The request -
Omit any picture, and return the remaining data exactly as written.

[START]

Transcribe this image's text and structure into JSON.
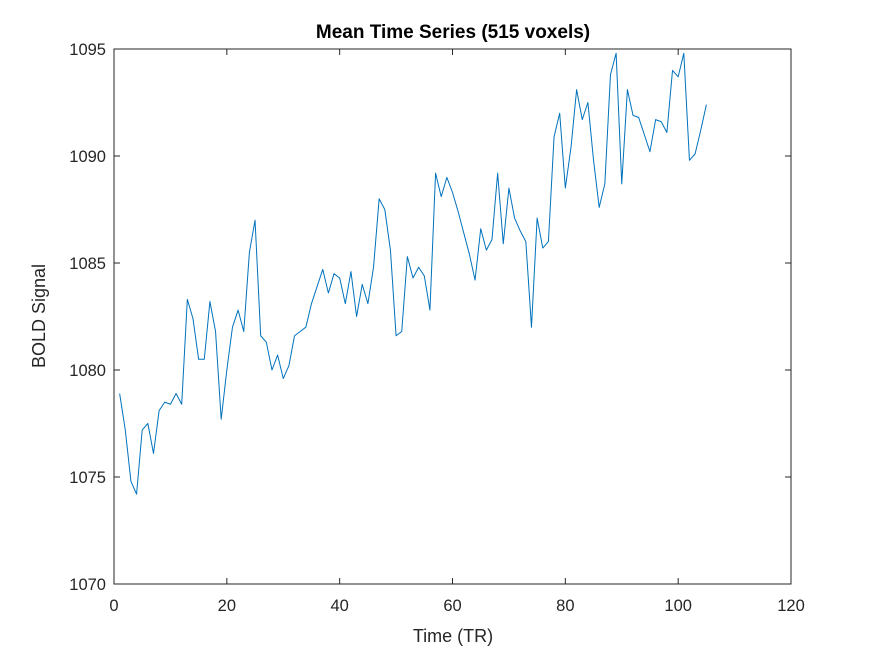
{
  "chart_data": {
    "type": "line",
    "title": "Mean Time Series (515 voxels)",
    "xlabel": "Time (TR)",
    "ylabel": "BOLD Signal",
    "xlim": [
      0,
      120
    ],
    "ylim": [
      1070,
      1095
    ],
    "xticks": [
      0,
      20,
      40,
      60,
      80,
      100,
      120
    ],
    "yticks": [
      1070,
      1075,
      1080,
      1085,
      1090,
      1095
    ],
    "xtick_labels": [
      "0",
      "20",
      "40",
      "60",
      "80",
      "100",
      "120"
    ],
    "ytick_labels": [
      "1070",
      "1075",
      "1080",
      "1085",
      "1090",
      "1095"
    ],
    "grid": false,
    "line_color": "#0072BD",
    "series": [
      {
        "x": [
          1,
          2,
          3,
          4,
          5,
          6,
          7,
          8,
          9,
          10,
          11,
          12,
          13,
          14,
          15,
          16,
          17,
          18,
          19,
          20,
          21,
          22,
          23,
          24,
          25,
          26,
          27,
          28,
          29,
          30,
          31,
          32,
          33,
          34,
          35,
          36,
          37,
          38,
          39,
          40,
          41,
          42,
          43,
          44,
          45,
          46,
          47,
          48,
          49,
          50,
          51,
          52,
          53,
          54,
          55,
          56,
          57,
          58,
          59,
          60,
          61,
          62,
          63,
          64,
          65,
          66,
          67,
          68,
          69,
          70,
          71,
          72,
          73,
          74,
          75,
          76,
          77,
          78,
          79,
          80,
          81,
          82,
          83,
          84,
          85,
          86,
          87,
          88,
          89,
          90,
          91,
          92,
          93,
          94,
          95,
          96,
          97,
          98,
          99,
          100,
          101,
          102,
          103,
          104,
          105
        ],
        "values": [
          1078.9,
          1077.2,
          1074.8,
          1074.2,
          1077.2,
          1077.5,
          1076.1,
          1078.1,
          1078.5,
          1078.4,
          1078.9,
          1078.4,
          1083.3,
          1082.4,
          1080.5,
          1080.5,
          1083.2,
          1081.8,
          1077.7,
          1080.0,
          1082.0,
          1082.8,
          1081.8,
          1085.5,
          1087.0,
          1081.6,
          1081.3,
          1080.0,
          1080.7,
          1079.6,
          1080.2,
          1081.6,
          1081.8,
          1082.0,
          1083.1,
          1083.9,
          1084.7,
          1083.6,
          1084.5,
          1084.3,
          1083.1,
          1084.6,
          1082.5,
          1084.0,
          1083.1,
          1084.8,
          1088.0,
          1087.5,
          1085.6,
          1081.6,
          1081.8,
          1085.3,
          1084.3,
          1084.8,
          1084.4,
          1082.8,
          1089.2,
          1088.1,
          1089.0,
          1088.3,
          1087.4,
          1086.4,
          1085.4,
          1084.2,
          1086.6,
          1085.6,
          1086.1,
          1089.2,
          1085.9,
          1088.5,
          1087.1,
          1086.5,
          1086.0,
          1082.0,
          1087.1,
          1085.7,
          1086.0,
          1090.9,
          1092.0,
          1088.5,
          1090.4,
          1093.1,
          1091.7,
          1092.5,
          1089.8,
          1087.6,
          1088.7,
          1093.8,
          1094.8,
          1088.7,
          1093.1,
          1091.9,
          1091.8,
          1091.0,
          1090.2,
          1091.7,
          1091.6,
          1091.1,
          1094.0,
          1093.7,
          1094.8,
          1089.8,
          1090.1,
          1091.2,
          1092.4
        ]
      }
    ]
  }
}
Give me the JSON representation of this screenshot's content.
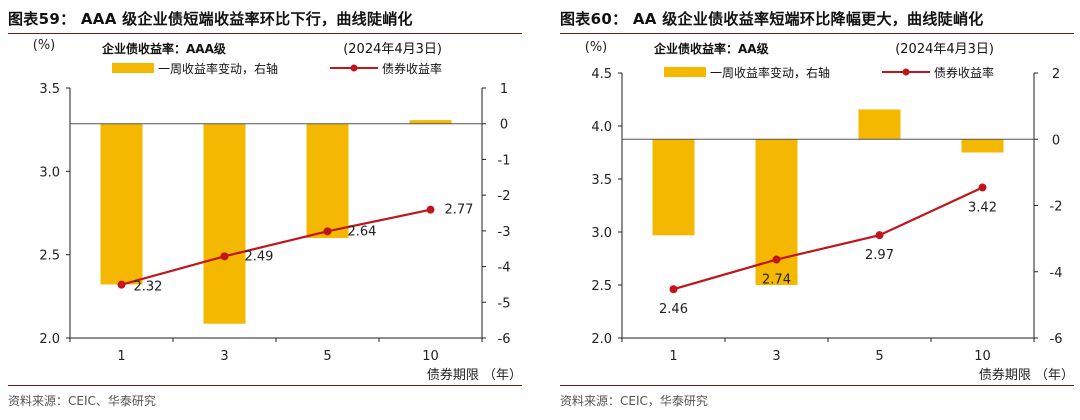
{
  "chart_data": [
    {
      "type": "bar+line",
      "figure_title": "图表59：  AAA 级企业债短端收益率环比下行，曲线陡峭化",
      "subtitle": "企业债收益率：AAA级",
      "date_note": "(2024年4月3日)",
      "left_unit": "(%)",
      "xlabel": "债券期限 （年）",
      "categories": [
        "1",
        "3",
        "5",
        "10"
      ],
      "left_ylim": [
        2.0,
        3.5
      ],
      "left_ticks": [
        "2.0",
        "2.5",
        "3.0",
        "3.5"
      ],
      "right_ylim": [
        -6,
        1
      ],
      "right_ticks": [
        "-6",
        "-5",
        "-4",
        "-3",
        "-2",
        "-1",
        "0",
        "1"
      ],
      "series": [
        {
          "name": "一周收益率变动，右轴",
          "kind": "bar",
          "axis": "right",
          "color": "#f5b800",
          "values": [
            -4.5,
            -5.6,
            -3.2,
            0.1
          ]
        },
        {
          "name": "债券收益率",
          "kind": "line",
          "axis": "left",
          "color": "#c0151a",
          "values": [
            2.32,
            2.49,
            2.64,
            2.77
          ],
          "labels": [
            "2.32",
            "2.49",
            "2.64",
            "2.77"
          ]
        }
      ],
      "source": "资料来源：CEIC、华泰研究"
    },
    {
      "type": "bar+line",
      "figure_title": "图表60：  AA 级企业债收益率短端环比降幅更大，曲线陡峭化",
      "subtitle": "企业债收益率：AA级",
      "date_note": "(2024年4月3日)",
      "left_unit": "(%)",
      "xlabel": "债券期限 （年）",
      "categories": [
        "1",
        "3",
        "5",
        "10"
      ],
      "left_ylim": [
        2.0,
        4.5
      ],
      "left_ticks": [
        "2.0",
        "2.5",
        "3.0",
        "3.5",
        "4.0",
        "4.5"
      ],
      "right_ylim": [
        -6,
        2
      ],
      "right_ticks": [
        "-6",
        "-4",
        "-2",
        "0",
        "2"
      ],
      "series": [
        {
          "name": "一周收益率变动，右轴",
          "kind": "bar",
          "axis": "right",
          "color": "#f5b800",
          "values": [
            -2.9,
            -4.4,
            0.9,
            -0.4
          ]
        },
        {
          "name": "债券收益率",
          "kind": "line",
          "axis": "left",
          "color": "#c0151a",
          "values": [
            2.46,
            2.74,
            2.97,
            3.42
          ],
          "labels": [
            "2.46",
            "2.74",
            "2.97",
            "3.42"
          ]
        }
      ],
      "source": "资料来源：CEIC，华泰研究"
    }
  ]
}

[END]

Written response -
Transcribe this image's text and structure into JSON.
{
  "chart_data": {
    "type": "line",
    "title": "Mean Time Series (515 voxels)",
    "xlabel": "Time (TR)",
    "ylabel": "BOLD Signal",
    "xlim": [
      0,
      120
    ],
    "ylim": [
      1070,
      1095
    ],
    "xticks": [
      0,
      20,
      40,
      60,
      80,
      100,
      120
    ],
    "yticks": [
      1070,
      1075,
      1080,
      1085,
      1090,
      1095
    ],
    "xtick_labels": [
      "0",
      "20",
      "40",
      "60",
      "80",
      "100",
      "120"
    ],
    "ytick_labels": [
      "1070",
      "1075",
      "1080",
      "1085",
      "1090",
      "1095"
    ],
    "grid": false,
    "line_color": "#0072BD",
    "series": [
      {
        "x": [
          1,
          2,
          3,
          4,
          5,
          6,
          7,
          8,
          9,
          10,
          11,
          12,
          13,
          14,
          15,
          16,
          17,
          18,
          19,
          20,
          21,
          22,
          23,
          24,
          25,
          26,
          27,
          28,
          29,
          30,
          31,
          32,
          33,
          34,
          35,
          36,
          37,
          38,
          39,
          40,
          41,
          42,
          43,
          44,
          45,
          46,
          47,
          48,
          49,
          50,
          51,
          52,
          53,
          54,
          55,
          56,
          57,
          58,
          59,
          60,
          61,
          62,
          63,
          64,
          65,
          66,
          67,
          68,
          69,
          70,
          71,
          72,
          73,
          74,
          75,
          76,
          77,
          78,
          79,
          80,
          81,
          82,
          83,
          84,
          85,
          86,
          87,
          88,
          89,
          90,
          91,
          92,
          93,
          94,
          95,
          96,
          97,
          98,
          99,
          100,
          101,
          102,
          103,
          104,
          105
        ],
        "values": [
          1078.9,
          1077.2,
          1074.8,
          1074.2,
          1077.2,
          1077.5,
          1076.1,
          1078.1,
          1078.5,
          1078.4,
          1078.9,
          1078.4,
          1083.3,
          1082.4,
          1080.5,
          1080.5,
          1083.2,
          1081.8,
          1077.7,
          1080.0,
          1082.0,
          1082.8,
          1081.8,
          1085.5,
          1087.0,
          1081.6,
          1081.3,
          1080.0,
          1080.7,
          1079.6,
          1080.2,
          1081.6,
          1081.8,
          1082.0,
          1083.1,
          1083.9,
          1084.7,
          1083.6,
          1084.5,
          1084.3,
          1083.1,
          1084.6,
          1082.5,
          1084.0,
          1083.1,
          1084.8,
          1088.0,
          1087.5,
          1085.6,
          1081.6,
          1081.8,
          1085.3,
          1084.3,
          1084.8,
          1084.4,
          1082.8,
          1089.2,
          1088.1,
          1089.0,
          1088.3,
          1087.4,
          1086.4,
          1085.4,
          1084.2,
          1086.6,
          1085.6,
          1086.1,
          1089.2,
          1085.9,
          1088.5,
          1087.1,
          1086.5,
          1086.0,
          1082.0,
          1087.1,
          1085.7,
          1086.0,
          1090.9,
          1092.0,
          1088.5,
          1090.4,
          1093.1,
          1091.7,
          1092.5,
          1089.8,
          1087.6,
          1088.7,
          1093.8,
          1094.8,
          1088.7,
          1093.1,
          1091.9,
          1091.8,
          1091.0,
          1090.2,
          1091.7,
          1091.6,
          1091.1,
          1094.0,
          1093.7,
          1094.8,
          1089.8,
          1090.1,
          1091.2,
          1092.4
        ]
      }
    ]
  }
}
Give me the JSON representation of this screenshot's content.
{
  "chart_data": [
    {
      "type": "bar+line",
      "figure_title": "图表59：  AAA 级企业债短端收益率环比下行，曲线陡峭化",
      "subtitle": "企业债收益率：AAA级",
      "date_note": "(2024年4月3日)",
      "left_unit": "(%)",
      "xlabel": "债券期限 （年）",
      "categories": [
        "1",
        "3",
        "5",
        "10"
      ],
      "left_ylim": [
        2.0,
        3.5
      ],
      "left_ticks": [
        "2.0",
        "2.5",
        "3.0",
        "3.5"
      ],
      "right_ylim": [
        -6,
        1
      ],
      "right_ticks": [
        "-6",
        "-5",
        "-4",
        "-3",
        "-2",
        "-1",
        "0",
        "1"
      ],
      "series": [
        {
          "name": "一周收益率变动，右轴",
          "kind": "bar",
          "axis": "right",
          "color": "#f5b800",
          "values": [
            -4.5,
            -5.6,
            -3.2,
            0.1
          ]
        },
        {
          "name": "债券收益率",
          "kind": "line",
          "axis": "left",
          "color": "#c0151a",
          "values": [
            2.32,
            2.49,
            2.64,
            2.77
          ],
          "labels": [
            "2.32",
            "2.49",
            "2.64",
            "2.77"
          ]
        }
      ],
      "source": "资料来源：CEIC、华泰研究"
    },
    {
      "type": "bar+line",
      "figure_title": "图表60：  AA 级企业债收益率短端环比降幅更大，曲线陡峭化",
      "subtitle": "企业债收益率：AA级",
      "date_note": "(2024年4月3日)",
      "left_unit": "(%)",
      "xlabel": "债券期限 （年）",
      "categories": [
        "1",
        "3",
        "5",
        "10"
      ],
      "left_ylim": [
        2.0,
        4.5
      ],
      "left_ticks": [
        "2.0",
        "2.5",
        "3.0",
        "3.5",
        "4.0",
        "4.5"
      ],
      "right_ylim": [
        -6,
        2
      ],
      "right_ticks": [
        "-6",
        "-4",
        "-2",
        "0",
        "2"
      ],
      "series": [
        {
          "name": "一周收益率变动，右轴",
          "kind": "bar",
          "axis": "right",
          "color": "#f5b800",
          "values": [
            -2.9,
            -4.4,
            0.9,
            -0.4
          ]
        },
        {
          "name": "债券收益率",
          "kind": "line",
          "axis": "left",
          "color": "#c0151a",
          "values": [
            2.46,
            2.74,
            2.97,
            3.42
          ],
          "labels": [
            "2.46",
            "2.74",
            "2.97",
            "3.42"
          ]
        }
      ],
      "source": "资料来源：CEIC，华泰研究"
    }
  ]
}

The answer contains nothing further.